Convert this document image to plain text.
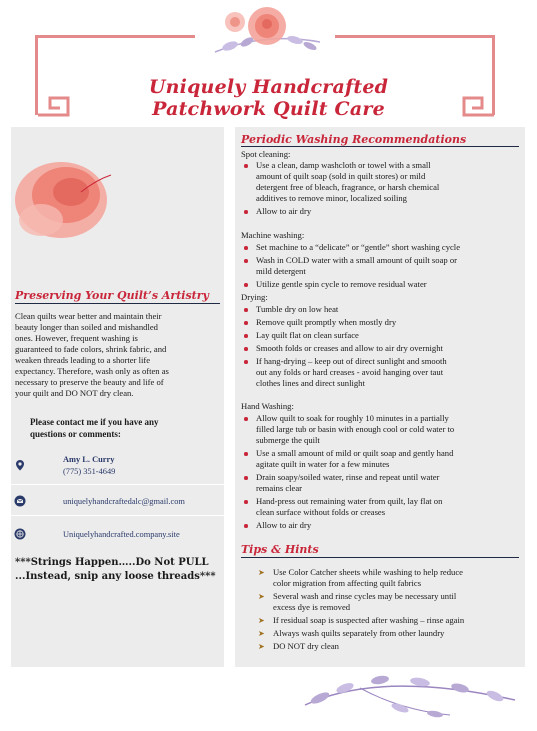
Uniquely Handcrafted
Patchwork Quilt Care
Preserving Your Quilt’s Artistry
Clean quilts wear better and maintain their
beauty longer than soiled and mishandled
ones. However, frequent washing is
guaranteed to fade colors, shrink fabric, and
weaken threads leading to a shorter life
expectancy. Therefore, wash only as often as
necessary to preserve the beauty and life of
your quilt and DO NOT dry clean.
Please contact me if you have any
questions or comments:
Amy L. Curry
(775) 351-4649
uniquelyhandcraftedalc@gmail.com
Uniquelyhandcrafted.company.site
***Strings Happen…..Do Not PULL
...Instead, snip any loose threads***
Periodic Washing Recommendations
Spot cleaning:
Use a clean, damp washcloth or towel with a small
amount of quilt soap (sold in quilt stores) or mild
detergent free of bleach, fragrance, or harsh chemical
additives to remove minor, localized soiling
Allow to air dry
Machine washing:
Set machine to a “delicate” or “gentle” short washing cycle
Wash in COLD water with a small amount of quilt soap or
mild detergent
Utilize gentle spin cycle to remove residual water
Drying:
Tumble dry on low heat
Remove quilt promptly when mostly dry
Lay quilt flat on clean surface
Smooth folds or creases and allow to air dry overnight
If hang-drying – keep out of direct sunlight and smooth
out any folds or hard creases - avoid hanging over taut
clothes lines and direct sunlight
Hand Washing:
Allow quilt to soak for roughly 10 minutes in a partially
filled large tub or basin with enough cool or cold water to
submerge the quilt
Use a small amount of mild or quilt soap and gently hand
agitate quilt in water for a few minutes
Drain soapy/soiled water, rinse and repeat until water
remains clear
Hand-press out remaining water from quilt, lay flat on
clean surface without folds or creases
Allow to air dry
Tips & Hints
➤ Use Color Catcher sheets while washing to help reduce
color migration from affecting quilt fabrics
➤ Several wash and rinse cycles may be necessary until
excess dye is removed
➤ If residual soap is suspected after washing – rinse again
➤ Always wash quilts separately from other laundry
➤ DO NOT dry clean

Task to carry out »
Exactly how many lines in the data above contain the word "soiled"? Respond with the number and nothing more.

Response to this task »
2